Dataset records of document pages

--- START ---

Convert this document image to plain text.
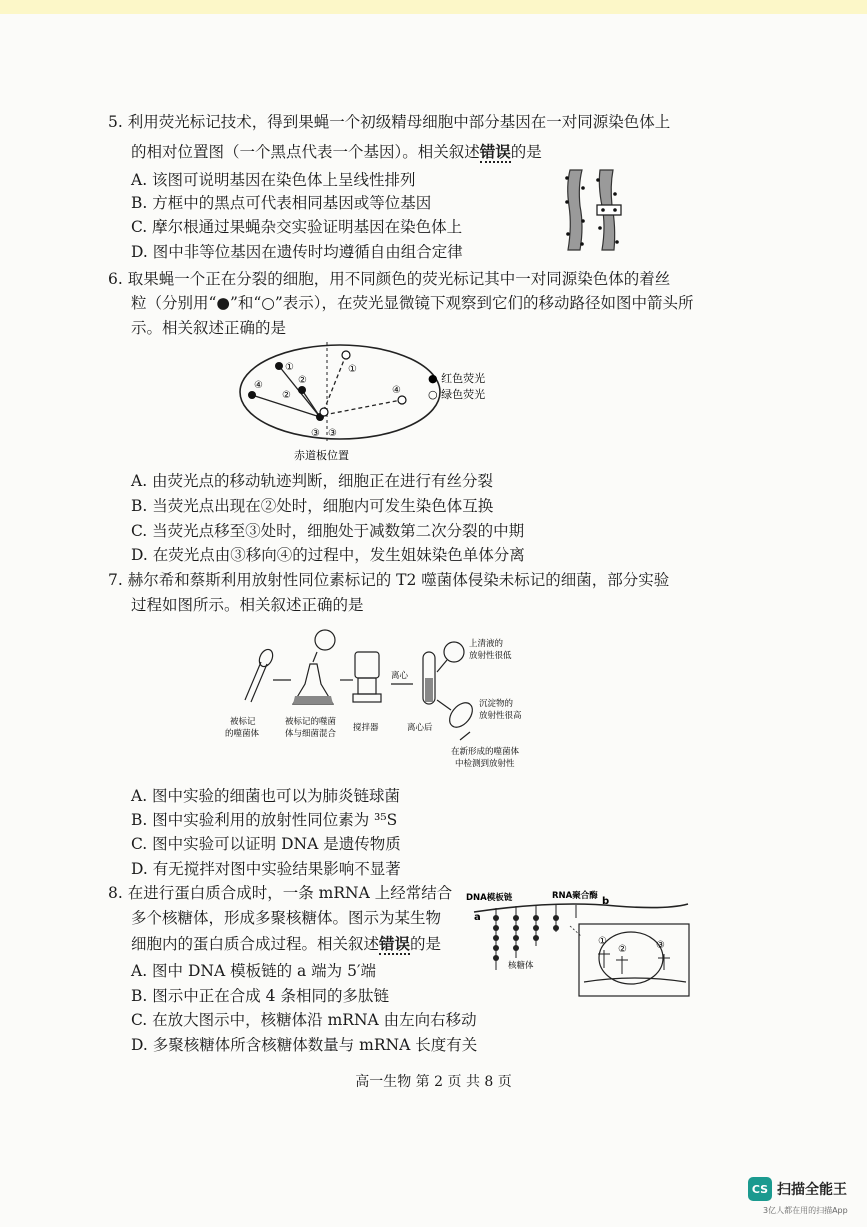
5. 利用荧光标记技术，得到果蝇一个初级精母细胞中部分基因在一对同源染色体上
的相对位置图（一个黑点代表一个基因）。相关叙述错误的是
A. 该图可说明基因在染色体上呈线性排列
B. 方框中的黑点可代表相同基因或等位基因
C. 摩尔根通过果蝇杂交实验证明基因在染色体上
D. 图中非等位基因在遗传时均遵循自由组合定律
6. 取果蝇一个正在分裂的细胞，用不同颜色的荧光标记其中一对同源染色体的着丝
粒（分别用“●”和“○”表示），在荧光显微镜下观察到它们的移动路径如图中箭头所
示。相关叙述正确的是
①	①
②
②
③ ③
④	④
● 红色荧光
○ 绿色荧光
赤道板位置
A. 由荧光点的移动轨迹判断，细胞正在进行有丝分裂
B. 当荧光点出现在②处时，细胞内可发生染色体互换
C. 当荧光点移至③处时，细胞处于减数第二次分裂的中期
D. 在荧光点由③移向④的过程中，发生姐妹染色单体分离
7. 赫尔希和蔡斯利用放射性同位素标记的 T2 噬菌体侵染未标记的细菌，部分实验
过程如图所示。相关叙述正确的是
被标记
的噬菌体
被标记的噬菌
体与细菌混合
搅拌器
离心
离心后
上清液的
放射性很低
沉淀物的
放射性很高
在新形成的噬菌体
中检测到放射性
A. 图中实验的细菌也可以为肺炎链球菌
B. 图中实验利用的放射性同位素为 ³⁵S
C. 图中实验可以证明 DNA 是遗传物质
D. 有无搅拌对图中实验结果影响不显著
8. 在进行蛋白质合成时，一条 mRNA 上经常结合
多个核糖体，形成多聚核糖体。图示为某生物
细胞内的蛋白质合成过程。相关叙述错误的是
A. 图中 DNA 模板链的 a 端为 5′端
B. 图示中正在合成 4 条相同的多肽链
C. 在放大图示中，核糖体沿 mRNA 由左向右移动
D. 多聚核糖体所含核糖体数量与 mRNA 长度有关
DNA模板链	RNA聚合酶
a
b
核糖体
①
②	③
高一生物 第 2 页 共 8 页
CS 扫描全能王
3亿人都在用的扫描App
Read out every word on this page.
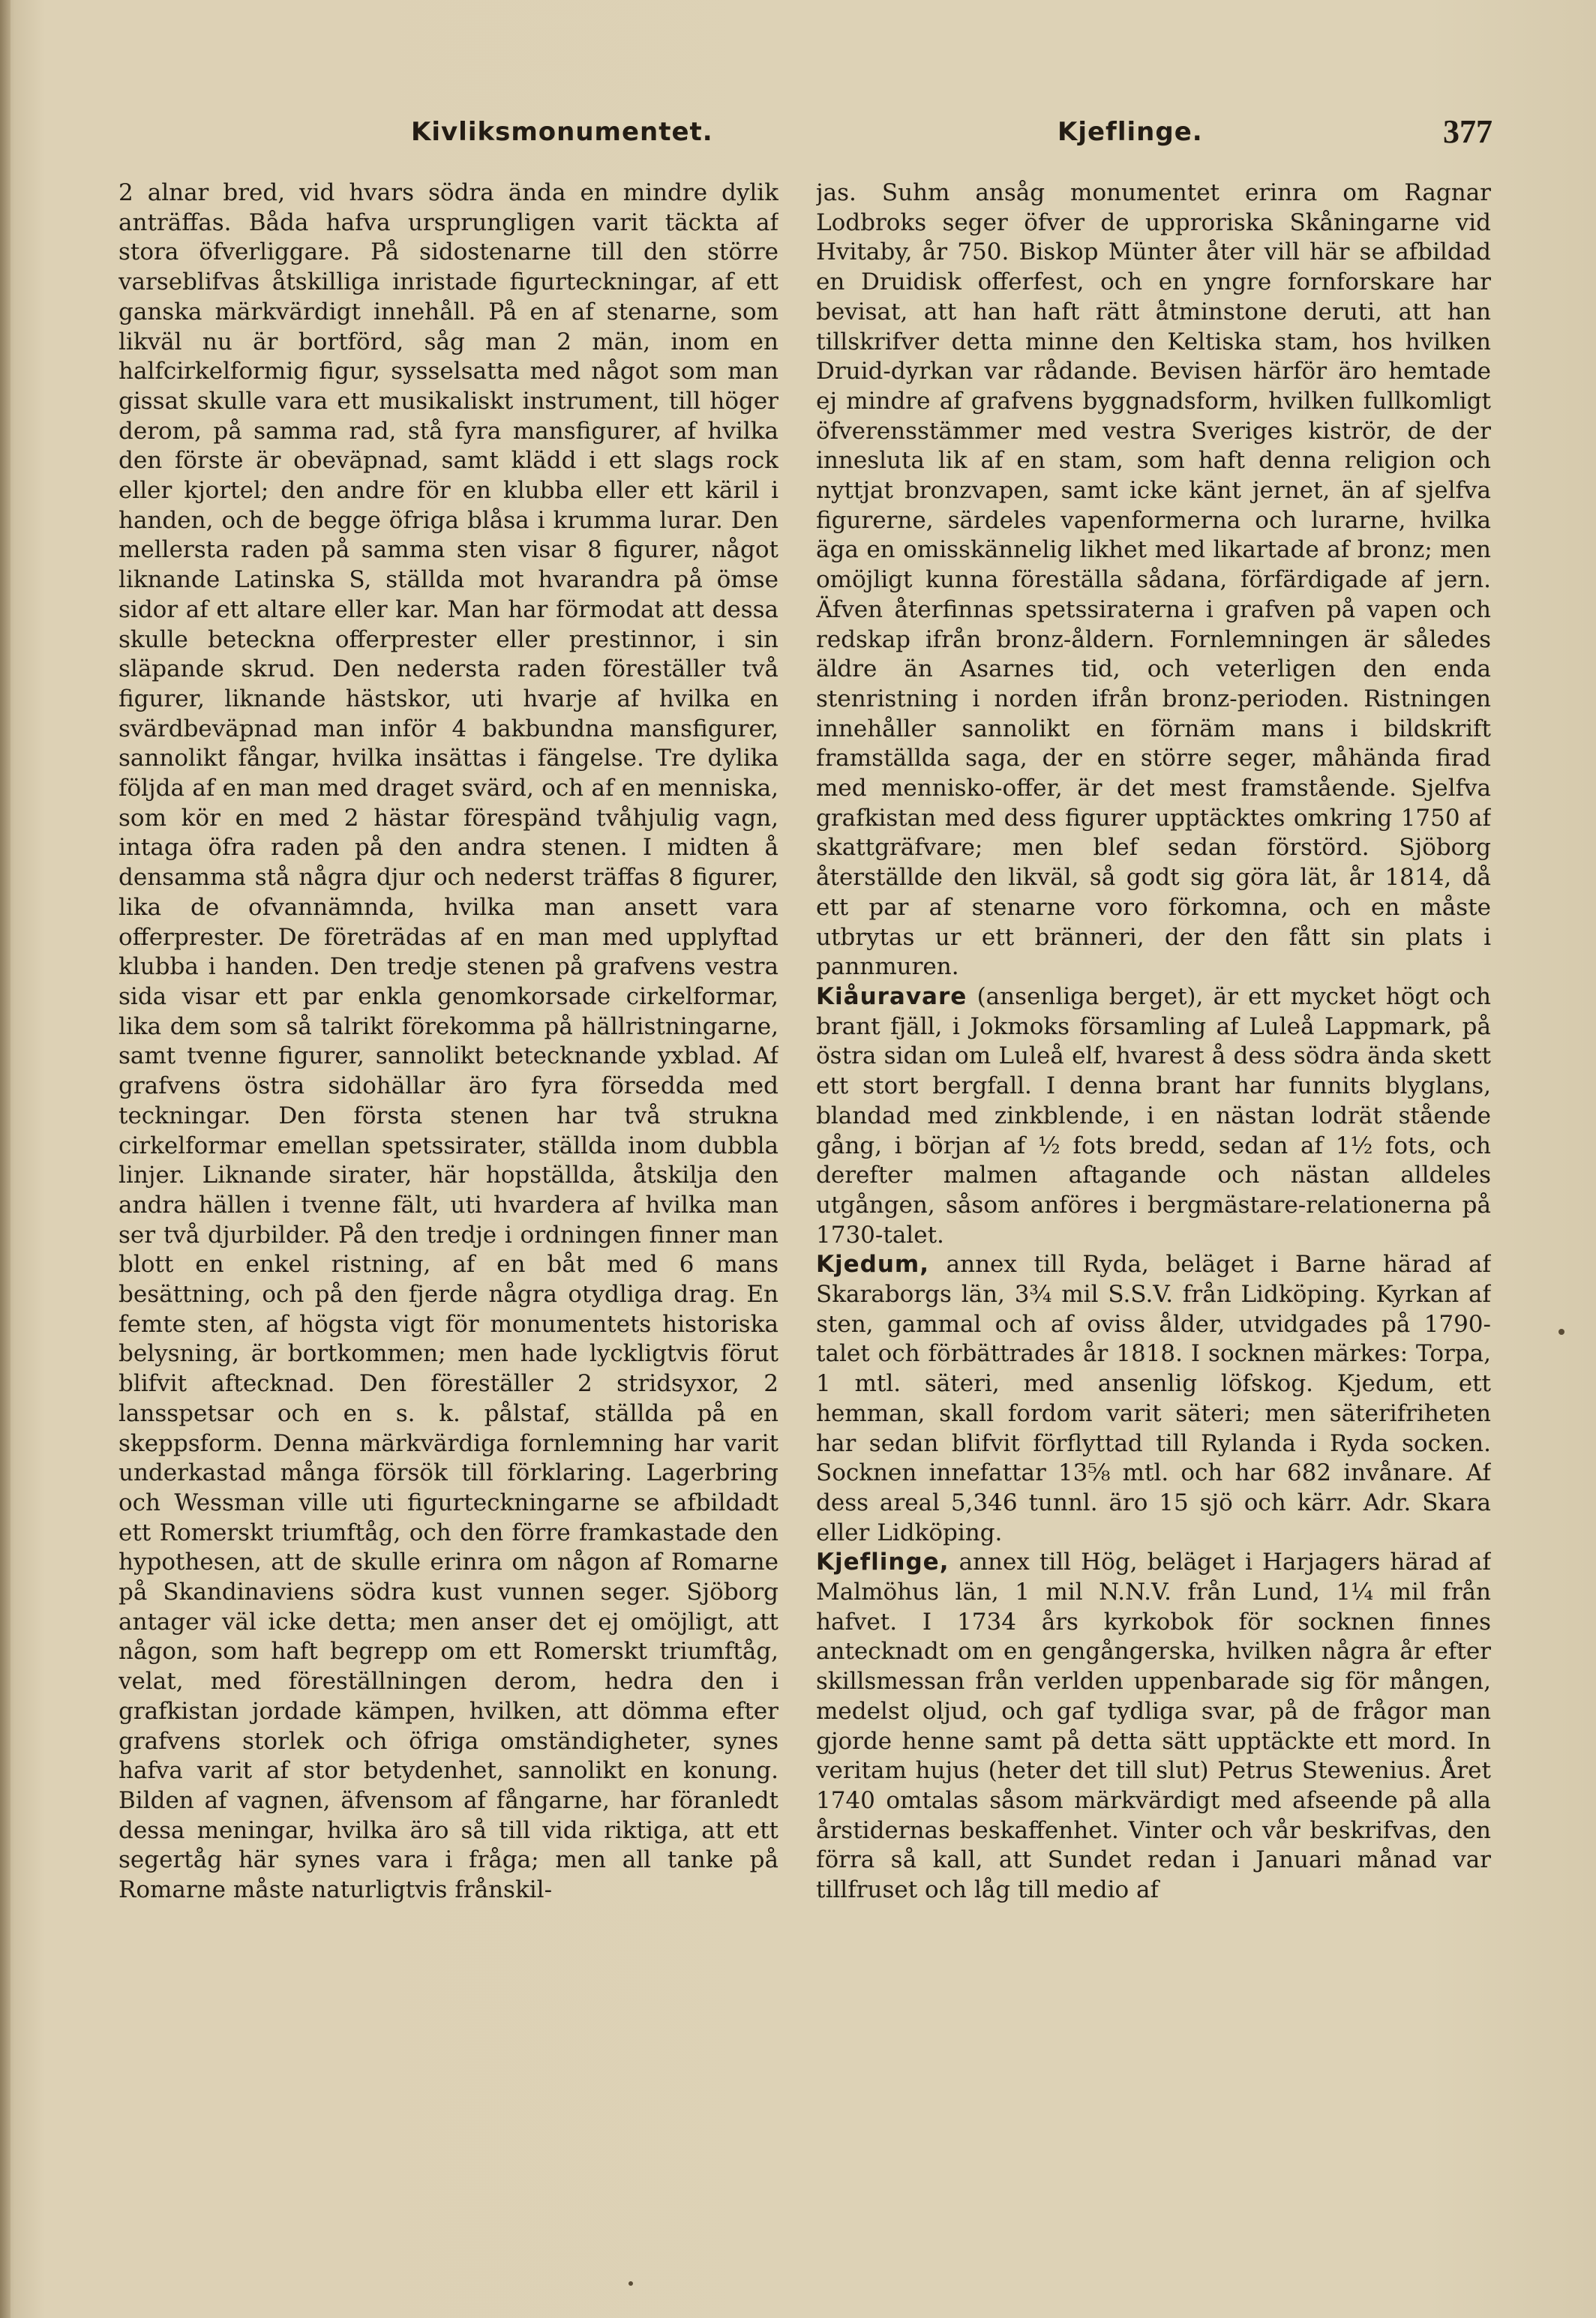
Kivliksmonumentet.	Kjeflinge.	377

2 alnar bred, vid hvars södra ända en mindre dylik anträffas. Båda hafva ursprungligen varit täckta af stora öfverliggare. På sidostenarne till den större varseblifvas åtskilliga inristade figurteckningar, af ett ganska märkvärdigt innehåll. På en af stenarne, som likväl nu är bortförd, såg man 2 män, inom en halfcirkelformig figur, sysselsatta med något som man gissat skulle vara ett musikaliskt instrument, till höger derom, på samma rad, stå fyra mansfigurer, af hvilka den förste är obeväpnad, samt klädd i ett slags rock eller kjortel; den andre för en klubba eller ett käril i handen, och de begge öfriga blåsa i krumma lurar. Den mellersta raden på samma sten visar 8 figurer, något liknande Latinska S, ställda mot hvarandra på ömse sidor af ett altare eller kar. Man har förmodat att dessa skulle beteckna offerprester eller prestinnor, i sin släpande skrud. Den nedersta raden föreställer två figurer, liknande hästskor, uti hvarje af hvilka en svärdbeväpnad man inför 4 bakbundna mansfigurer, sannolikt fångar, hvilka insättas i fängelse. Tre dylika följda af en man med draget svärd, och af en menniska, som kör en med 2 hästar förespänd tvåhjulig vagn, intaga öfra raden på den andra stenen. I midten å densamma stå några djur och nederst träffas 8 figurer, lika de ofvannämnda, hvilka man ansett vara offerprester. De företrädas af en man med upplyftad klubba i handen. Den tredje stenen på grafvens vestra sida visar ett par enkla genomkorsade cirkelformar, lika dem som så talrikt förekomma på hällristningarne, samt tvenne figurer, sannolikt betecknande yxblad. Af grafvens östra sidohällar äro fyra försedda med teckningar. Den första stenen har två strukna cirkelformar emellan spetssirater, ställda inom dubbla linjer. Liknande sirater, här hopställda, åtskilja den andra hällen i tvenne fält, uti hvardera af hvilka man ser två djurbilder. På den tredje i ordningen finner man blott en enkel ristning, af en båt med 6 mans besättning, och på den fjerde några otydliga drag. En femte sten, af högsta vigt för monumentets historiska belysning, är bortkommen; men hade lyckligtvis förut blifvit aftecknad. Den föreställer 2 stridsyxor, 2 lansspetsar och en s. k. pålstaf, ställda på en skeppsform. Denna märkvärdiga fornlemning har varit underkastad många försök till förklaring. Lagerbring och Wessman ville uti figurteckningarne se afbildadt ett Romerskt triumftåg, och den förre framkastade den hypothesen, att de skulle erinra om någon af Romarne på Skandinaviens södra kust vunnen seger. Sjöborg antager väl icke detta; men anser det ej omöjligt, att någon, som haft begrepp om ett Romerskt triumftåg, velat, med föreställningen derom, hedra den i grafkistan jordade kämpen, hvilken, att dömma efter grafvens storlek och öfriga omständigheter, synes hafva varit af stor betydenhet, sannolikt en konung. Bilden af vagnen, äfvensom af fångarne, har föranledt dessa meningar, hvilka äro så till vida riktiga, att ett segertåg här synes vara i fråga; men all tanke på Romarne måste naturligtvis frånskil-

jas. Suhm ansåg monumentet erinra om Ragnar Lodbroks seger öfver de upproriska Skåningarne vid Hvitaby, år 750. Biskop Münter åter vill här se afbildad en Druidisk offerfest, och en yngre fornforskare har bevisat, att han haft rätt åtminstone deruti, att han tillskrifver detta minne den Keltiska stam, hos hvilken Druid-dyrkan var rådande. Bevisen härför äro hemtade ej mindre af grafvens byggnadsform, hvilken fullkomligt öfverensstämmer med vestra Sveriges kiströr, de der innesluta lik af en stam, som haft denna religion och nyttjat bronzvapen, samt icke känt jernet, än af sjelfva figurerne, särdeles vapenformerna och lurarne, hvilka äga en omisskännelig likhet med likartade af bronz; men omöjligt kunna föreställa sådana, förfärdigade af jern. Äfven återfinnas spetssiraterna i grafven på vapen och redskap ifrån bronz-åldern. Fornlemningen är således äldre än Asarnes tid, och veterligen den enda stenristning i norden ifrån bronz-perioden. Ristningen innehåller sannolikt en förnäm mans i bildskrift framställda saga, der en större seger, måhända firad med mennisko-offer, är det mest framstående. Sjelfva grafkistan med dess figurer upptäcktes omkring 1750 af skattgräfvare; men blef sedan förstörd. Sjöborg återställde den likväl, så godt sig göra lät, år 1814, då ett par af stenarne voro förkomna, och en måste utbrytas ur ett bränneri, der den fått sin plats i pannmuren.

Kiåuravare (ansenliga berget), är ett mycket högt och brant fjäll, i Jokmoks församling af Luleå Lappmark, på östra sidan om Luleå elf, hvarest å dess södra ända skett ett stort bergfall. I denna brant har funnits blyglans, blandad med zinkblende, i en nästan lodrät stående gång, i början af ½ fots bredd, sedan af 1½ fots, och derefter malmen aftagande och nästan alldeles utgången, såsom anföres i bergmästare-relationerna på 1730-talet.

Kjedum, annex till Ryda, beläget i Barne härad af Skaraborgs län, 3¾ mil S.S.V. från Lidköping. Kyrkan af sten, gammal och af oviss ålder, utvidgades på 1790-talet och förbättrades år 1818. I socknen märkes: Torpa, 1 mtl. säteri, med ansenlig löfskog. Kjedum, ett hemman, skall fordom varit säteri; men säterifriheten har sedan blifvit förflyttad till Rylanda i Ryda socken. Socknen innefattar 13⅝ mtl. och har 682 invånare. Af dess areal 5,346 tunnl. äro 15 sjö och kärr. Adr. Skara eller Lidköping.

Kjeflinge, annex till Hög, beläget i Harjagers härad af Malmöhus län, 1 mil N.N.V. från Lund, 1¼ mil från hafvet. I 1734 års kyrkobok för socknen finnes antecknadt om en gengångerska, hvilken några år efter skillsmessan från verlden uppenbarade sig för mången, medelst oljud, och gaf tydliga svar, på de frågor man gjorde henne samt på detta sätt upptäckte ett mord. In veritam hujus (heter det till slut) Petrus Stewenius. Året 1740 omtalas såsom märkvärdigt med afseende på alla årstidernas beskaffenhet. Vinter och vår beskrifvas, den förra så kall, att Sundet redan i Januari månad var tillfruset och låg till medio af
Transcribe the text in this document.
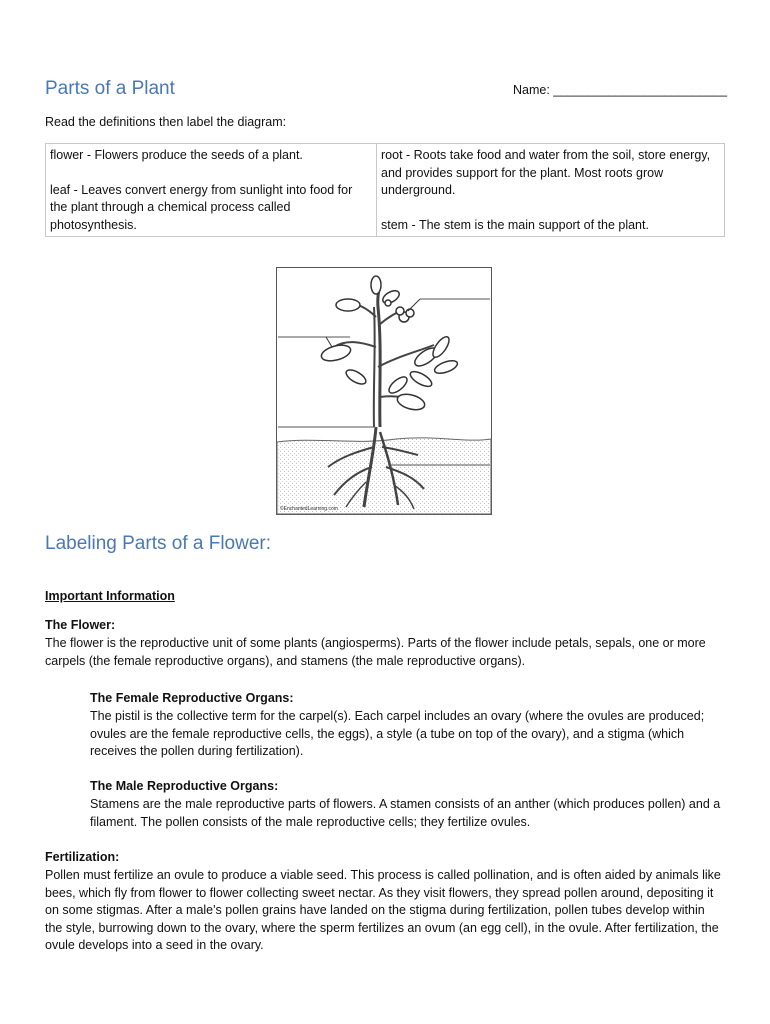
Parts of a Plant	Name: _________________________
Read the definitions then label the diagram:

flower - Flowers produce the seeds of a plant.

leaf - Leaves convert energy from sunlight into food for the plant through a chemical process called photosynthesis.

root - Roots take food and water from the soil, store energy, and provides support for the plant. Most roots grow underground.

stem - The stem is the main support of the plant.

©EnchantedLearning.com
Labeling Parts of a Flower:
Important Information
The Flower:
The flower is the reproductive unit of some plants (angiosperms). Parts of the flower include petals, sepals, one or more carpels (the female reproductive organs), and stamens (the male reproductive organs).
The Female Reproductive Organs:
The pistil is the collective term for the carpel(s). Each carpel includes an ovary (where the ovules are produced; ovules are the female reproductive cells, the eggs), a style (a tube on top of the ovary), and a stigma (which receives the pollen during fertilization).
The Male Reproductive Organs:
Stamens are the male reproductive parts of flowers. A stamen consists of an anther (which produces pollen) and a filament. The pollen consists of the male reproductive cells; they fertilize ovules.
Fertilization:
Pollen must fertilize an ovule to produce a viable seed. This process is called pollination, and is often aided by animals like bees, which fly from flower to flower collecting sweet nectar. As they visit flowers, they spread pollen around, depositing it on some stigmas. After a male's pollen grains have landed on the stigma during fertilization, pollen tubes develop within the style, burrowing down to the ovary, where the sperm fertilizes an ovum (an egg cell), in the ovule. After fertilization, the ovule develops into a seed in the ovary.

--- END ---

Description of the task: Go through the entries and return each line where the word "cells" appears.

Output for this task:
The pistil is the collective term for the carpel(s). Each carpel includes an ovary (where the ovules are produced; ovules are the female reproductive cells, the eggs), a style (a tube on top of the ovary), and a stigma (which receives the pollen during fertilization).
Stamens are the male reproductive parts of flowers. A stamen consists of an anther (which produces pollen) and a filament. The pollen consists of the male reproductive cells; they fertilize ovules.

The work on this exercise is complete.